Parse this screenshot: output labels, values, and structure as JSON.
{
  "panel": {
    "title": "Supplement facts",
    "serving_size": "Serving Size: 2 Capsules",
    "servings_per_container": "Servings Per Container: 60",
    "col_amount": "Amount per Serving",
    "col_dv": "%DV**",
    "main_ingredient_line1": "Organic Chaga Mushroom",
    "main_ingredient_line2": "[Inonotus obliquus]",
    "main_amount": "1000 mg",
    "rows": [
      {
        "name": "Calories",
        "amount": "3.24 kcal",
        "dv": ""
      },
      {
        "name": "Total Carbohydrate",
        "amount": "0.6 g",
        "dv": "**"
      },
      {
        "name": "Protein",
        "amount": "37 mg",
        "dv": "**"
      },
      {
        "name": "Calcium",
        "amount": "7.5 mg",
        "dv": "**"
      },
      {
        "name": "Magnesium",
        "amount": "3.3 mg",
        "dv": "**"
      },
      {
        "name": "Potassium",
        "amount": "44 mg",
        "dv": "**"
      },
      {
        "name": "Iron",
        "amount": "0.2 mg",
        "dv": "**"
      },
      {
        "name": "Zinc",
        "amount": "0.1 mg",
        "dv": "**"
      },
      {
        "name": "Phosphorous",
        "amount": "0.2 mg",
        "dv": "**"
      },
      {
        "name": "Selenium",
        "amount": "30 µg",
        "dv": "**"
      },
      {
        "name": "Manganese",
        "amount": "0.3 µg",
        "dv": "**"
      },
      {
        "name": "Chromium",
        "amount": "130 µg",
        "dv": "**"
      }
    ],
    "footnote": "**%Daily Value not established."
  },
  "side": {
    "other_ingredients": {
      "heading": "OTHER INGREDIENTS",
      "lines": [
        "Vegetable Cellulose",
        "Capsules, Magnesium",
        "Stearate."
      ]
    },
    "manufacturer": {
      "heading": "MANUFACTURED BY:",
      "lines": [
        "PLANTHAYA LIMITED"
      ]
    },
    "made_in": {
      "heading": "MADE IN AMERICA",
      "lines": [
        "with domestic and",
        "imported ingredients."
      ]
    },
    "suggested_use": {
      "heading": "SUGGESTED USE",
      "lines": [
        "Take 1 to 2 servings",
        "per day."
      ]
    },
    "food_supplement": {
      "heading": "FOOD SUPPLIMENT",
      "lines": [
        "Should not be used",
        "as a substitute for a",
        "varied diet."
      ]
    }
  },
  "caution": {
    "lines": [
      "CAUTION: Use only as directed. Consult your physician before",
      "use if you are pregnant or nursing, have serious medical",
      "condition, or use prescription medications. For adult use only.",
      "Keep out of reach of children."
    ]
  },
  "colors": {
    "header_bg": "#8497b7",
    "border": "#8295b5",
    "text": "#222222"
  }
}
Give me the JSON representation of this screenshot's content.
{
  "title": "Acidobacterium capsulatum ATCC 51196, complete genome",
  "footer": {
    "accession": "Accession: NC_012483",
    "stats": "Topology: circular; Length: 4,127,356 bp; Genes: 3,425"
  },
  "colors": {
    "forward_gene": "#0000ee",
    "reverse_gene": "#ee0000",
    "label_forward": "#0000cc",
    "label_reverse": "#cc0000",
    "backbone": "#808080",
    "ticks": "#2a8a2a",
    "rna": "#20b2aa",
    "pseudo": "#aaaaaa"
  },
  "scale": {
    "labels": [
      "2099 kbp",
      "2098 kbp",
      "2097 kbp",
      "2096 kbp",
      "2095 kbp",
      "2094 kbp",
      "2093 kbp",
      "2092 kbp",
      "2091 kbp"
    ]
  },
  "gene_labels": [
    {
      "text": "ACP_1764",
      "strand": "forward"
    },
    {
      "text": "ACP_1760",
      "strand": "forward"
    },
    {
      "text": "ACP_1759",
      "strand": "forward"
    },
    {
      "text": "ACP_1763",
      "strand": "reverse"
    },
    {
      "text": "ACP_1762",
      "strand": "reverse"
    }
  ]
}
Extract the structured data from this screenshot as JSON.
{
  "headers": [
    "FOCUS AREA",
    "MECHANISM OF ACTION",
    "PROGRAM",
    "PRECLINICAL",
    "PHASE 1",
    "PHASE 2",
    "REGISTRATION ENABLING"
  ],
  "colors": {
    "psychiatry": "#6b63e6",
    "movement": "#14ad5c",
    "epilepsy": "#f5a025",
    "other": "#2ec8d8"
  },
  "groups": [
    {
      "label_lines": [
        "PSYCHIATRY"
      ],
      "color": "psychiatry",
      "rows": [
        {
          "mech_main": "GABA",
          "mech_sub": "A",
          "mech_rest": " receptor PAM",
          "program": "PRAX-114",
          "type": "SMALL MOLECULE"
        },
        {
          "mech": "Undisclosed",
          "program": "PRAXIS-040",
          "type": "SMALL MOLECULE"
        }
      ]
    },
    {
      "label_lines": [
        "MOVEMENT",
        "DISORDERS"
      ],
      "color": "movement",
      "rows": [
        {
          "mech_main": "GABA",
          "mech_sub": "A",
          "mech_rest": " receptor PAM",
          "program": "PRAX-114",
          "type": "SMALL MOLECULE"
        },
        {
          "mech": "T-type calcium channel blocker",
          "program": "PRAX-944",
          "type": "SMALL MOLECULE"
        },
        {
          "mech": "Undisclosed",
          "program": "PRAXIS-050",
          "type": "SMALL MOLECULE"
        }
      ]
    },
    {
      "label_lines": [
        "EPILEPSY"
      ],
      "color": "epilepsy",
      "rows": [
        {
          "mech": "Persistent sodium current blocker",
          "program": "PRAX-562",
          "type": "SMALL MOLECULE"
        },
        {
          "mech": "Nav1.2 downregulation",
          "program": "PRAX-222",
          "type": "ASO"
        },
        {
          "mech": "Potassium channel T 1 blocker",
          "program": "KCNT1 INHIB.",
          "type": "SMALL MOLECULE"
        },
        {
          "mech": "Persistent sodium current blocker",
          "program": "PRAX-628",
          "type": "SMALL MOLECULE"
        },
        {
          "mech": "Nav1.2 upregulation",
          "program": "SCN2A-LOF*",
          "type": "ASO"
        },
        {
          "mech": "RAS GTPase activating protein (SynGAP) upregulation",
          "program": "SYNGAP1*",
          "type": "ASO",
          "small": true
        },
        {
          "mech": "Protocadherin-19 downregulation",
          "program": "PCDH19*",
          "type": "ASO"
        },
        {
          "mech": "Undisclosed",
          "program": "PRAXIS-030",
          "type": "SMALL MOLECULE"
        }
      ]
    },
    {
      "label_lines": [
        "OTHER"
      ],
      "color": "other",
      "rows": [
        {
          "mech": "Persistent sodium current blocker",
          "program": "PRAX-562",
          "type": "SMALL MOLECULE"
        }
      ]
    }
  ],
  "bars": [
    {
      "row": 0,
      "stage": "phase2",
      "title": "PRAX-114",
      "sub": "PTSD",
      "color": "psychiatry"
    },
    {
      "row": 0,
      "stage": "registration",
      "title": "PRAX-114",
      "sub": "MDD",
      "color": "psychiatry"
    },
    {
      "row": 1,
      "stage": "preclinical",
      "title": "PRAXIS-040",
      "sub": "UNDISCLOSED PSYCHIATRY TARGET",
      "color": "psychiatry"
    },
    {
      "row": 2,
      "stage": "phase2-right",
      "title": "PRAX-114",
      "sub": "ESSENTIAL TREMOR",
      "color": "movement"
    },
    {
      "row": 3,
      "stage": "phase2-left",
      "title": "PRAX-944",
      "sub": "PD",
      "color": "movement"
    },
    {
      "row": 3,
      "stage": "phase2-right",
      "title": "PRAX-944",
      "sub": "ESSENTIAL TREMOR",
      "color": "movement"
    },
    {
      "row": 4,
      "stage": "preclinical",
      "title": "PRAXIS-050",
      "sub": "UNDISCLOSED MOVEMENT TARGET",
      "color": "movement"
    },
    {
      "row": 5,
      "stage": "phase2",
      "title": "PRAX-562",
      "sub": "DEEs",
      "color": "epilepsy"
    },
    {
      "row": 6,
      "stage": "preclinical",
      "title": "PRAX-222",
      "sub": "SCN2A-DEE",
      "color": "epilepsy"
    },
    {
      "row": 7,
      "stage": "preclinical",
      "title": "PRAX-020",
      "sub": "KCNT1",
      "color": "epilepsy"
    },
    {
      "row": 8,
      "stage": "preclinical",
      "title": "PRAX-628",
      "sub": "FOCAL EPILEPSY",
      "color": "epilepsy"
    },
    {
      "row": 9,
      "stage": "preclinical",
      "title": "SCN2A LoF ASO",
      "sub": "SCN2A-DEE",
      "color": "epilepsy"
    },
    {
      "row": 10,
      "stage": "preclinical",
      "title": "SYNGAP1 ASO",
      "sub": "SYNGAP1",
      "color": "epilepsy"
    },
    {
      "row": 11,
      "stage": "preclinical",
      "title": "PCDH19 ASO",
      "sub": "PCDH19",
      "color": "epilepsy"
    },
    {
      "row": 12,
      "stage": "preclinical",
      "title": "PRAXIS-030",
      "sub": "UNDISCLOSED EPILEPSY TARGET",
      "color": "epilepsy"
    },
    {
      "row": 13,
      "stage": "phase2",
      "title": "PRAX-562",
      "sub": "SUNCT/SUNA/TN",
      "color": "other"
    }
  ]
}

*Work item*. Please copy each line from the material above in which the string "PRAXIS" appears.

*Task solution*.
          "program": "PRAXIS-040",
          "program": "PRAXIS-050",
          "program": "PRAXIS-030",
      "title": "PRAXIS-040",
      "title": "PRAXIS-050",
      "title": "PRAXIS-030",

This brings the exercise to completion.